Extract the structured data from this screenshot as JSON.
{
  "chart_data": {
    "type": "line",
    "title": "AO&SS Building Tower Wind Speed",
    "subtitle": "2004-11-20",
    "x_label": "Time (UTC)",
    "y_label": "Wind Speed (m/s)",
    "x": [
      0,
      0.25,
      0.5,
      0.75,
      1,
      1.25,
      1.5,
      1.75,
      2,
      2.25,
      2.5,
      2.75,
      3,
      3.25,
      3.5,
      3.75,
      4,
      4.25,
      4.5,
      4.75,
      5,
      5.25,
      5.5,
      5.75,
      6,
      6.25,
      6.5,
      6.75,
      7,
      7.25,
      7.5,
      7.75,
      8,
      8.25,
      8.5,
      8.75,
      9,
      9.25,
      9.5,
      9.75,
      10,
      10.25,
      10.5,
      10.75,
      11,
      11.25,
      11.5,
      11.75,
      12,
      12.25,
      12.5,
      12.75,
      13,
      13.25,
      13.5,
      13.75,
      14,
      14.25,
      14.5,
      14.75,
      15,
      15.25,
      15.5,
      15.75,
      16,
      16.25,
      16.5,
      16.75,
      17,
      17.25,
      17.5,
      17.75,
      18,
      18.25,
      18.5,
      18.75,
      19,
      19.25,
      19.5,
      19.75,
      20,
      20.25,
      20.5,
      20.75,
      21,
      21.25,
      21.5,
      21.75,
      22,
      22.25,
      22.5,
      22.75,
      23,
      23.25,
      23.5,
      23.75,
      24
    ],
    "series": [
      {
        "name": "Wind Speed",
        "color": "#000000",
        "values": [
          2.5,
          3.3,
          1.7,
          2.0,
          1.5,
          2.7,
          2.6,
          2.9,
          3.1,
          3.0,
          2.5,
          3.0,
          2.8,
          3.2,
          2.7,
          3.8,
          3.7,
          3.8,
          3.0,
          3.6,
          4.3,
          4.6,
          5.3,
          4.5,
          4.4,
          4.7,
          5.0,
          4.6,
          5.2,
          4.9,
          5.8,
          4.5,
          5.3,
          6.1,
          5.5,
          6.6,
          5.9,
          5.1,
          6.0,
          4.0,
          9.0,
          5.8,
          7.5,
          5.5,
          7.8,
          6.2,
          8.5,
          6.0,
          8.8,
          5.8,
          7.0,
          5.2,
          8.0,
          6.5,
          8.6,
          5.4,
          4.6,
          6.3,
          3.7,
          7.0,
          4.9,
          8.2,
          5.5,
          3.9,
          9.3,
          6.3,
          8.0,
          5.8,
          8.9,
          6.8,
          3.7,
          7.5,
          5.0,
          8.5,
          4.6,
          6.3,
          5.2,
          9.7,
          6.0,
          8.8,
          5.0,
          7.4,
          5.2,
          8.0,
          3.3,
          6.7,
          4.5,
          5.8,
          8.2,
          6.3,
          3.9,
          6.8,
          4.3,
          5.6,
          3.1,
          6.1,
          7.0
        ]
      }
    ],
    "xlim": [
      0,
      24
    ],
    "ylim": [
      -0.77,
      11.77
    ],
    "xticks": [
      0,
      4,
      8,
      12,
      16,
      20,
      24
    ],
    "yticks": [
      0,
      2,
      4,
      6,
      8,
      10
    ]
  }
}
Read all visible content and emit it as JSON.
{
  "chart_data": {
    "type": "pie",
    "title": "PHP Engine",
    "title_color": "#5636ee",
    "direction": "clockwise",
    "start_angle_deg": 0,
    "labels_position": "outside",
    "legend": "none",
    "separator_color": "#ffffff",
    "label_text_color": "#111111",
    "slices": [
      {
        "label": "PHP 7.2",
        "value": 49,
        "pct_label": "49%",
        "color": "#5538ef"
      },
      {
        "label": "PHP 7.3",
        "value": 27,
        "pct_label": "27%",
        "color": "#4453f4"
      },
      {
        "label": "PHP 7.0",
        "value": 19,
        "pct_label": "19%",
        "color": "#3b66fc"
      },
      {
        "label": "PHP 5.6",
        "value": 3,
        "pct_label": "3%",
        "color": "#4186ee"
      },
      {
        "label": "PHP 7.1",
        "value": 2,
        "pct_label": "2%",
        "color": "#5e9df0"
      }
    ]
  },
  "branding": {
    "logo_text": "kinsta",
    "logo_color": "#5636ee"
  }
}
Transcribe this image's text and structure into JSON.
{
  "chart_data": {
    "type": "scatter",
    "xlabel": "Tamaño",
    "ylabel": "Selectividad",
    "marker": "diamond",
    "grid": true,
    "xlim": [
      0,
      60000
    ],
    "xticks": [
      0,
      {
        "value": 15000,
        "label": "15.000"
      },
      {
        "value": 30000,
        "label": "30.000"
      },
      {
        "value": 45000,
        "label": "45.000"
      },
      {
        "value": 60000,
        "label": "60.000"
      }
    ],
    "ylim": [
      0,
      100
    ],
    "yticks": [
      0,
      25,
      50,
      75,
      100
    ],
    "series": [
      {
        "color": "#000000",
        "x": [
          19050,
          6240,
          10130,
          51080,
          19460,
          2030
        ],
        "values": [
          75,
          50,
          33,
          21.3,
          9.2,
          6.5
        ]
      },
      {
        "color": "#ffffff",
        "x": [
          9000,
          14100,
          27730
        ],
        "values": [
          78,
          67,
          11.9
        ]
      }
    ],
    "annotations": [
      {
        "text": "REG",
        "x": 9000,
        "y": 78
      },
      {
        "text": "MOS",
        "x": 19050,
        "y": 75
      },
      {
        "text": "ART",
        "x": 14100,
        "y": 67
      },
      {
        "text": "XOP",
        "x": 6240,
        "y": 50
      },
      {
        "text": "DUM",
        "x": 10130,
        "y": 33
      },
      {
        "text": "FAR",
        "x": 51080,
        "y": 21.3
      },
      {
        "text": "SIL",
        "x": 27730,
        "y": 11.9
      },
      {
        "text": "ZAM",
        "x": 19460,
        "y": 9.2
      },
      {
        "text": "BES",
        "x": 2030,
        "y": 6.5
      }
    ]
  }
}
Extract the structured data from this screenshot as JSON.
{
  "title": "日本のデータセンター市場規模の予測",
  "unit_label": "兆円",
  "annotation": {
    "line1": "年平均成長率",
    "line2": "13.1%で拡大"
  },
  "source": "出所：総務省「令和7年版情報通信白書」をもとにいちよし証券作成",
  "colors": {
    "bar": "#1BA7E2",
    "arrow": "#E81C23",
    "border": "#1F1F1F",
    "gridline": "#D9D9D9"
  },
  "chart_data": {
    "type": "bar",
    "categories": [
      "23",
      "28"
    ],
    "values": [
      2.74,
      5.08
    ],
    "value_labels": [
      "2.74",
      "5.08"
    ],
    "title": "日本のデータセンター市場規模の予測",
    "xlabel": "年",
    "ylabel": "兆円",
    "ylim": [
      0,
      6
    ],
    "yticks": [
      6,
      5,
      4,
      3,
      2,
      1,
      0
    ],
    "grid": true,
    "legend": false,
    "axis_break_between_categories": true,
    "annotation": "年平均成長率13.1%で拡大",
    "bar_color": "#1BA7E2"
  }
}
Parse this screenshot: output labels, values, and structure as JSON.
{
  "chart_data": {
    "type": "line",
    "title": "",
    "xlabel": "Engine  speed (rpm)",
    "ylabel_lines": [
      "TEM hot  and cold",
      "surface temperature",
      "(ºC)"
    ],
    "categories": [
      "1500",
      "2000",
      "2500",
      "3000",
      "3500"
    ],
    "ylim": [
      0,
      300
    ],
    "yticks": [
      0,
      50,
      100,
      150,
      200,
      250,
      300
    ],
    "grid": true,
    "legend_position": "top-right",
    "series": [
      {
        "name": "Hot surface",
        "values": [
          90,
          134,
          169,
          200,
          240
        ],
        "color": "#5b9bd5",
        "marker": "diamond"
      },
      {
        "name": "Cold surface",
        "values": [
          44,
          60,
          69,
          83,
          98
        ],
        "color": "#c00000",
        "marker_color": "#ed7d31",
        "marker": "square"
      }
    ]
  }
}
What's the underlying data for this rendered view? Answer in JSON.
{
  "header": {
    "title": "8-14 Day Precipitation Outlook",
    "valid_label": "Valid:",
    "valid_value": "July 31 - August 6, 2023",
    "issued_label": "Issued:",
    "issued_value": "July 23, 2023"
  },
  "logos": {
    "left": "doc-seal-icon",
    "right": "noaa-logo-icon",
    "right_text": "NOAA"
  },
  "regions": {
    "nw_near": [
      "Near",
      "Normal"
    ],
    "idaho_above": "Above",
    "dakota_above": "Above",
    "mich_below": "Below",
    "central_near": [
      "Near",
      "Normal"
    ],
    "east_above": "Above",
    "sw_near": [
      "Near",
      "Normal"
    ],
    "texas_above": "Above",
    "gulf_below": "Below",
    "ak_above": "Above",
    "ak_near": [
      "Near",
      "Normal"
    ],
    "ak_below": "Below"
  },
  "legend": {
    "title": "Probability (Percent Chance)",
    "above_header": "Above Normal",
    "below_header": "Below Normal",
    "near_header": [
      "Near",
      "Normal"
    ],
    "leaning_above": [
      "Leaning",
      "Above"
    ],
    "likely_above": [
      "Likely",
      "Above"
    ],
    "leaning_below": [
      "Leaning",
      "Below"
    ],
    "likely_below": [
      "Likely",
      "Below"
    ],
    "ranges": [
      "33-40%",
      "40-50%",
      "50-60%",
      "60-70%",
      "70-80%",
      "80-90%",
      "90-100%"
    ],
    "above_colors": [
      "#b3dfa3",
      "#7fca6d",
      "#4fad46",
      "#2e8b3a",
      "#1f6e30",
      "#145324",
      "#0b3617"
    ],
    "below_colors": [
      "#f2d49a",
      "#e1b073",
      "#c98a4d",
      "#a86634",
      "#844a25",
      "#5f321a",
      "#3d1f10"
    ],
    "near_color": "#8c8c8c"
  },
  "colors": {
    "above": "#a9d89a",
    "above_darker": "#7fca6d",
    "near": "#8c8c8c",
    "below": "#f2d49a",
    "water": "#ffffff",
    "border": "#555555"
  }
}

Job:
Go through the preceding material and copy each line that has the word "Engine".

Written answer:
    "title": "PHP Engine",
    "xlabel": "Engine  speed (rpm)",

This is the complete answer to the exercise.